Written task:
Review the material line by line. Identify and copy every line that contains the string "狱中书简".

Provided information:
▶
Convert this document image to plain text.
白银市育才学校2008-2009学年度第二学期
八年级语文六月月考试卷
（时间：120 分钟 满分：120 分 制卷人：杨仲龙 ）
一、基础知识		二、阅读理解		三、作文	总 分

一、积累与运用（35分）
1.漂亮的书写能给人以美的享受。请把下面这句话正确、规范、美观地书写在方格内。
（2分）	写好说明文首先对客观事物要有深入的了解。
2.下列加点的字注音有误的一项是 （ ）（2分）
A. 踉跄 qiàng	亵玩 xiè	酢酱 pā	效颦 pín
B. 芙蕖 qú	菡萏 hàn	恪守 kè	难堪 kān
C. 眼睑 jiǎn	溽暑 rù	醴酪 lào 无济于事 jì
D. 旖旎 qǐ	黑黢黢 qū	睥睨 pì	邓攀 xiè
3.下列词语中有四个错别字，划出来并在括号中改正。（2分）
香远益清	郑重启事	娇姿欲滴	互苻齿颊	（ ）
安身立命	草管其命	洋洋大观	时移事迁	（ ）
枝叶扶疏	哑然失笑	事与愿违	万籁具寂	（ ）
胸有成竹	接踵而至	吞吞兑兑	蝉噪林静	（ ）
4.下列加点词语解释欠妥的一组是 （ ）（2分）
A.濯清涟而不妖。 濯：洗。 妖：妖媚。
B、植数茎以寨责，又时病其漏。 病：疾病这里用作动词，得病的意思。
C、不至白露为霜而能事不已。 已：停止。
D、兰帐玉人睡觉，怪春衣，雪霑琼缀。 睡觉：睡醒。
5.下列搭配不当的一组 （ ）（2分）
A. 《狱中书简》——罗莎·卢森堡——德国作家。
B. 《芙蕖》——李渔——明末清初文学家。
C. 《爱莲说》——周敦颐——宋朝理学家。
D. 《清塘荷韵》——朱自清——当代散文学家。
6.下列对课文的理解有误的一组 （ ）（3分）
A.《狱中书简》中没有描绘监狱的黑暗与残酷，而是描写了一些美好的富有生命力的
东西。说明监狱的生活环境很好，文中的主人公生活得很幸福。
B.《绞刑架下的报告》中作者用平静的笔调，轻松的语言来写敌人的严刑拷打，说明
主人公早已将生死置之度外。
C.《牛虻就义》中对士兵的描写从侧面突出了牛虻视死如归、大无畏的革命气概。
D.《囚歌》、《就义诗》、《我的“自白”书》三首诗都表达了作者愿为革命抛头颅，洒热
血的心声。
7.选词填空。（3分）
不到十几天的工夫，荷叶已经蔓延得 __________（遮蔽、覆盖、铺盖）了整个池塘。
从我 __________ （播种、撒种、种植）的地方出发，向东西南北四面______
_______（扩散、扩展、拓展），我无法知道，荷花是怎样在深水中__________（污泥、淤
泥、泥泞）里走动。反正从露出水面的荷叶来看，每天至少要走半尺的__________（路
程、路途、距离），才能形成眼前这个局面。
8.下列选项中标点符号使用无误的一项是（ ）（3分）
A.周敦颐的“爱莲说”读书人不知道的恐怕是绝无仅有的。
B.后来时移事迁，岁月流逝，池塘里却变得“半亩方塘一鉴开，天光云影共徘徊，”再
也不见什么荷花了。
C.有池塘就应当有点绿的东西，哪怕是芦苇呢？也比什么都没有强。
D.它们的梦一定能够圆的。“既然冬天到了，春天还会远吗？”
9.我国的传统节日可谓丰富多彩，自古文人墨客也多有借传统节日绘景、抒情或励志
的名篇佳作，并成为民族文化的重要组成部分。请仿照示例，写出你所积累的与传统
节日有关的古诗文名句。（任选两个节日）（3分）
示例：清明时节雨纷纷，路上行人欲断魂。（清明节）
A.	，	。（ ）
◀
The completed task:
A. 《狱中书简》——罗莎·卢森堡——德国作家。
A.《狱中书简》中没有描绘监狱的黑暗与残酷，而是描写了一些美好的富有生命力的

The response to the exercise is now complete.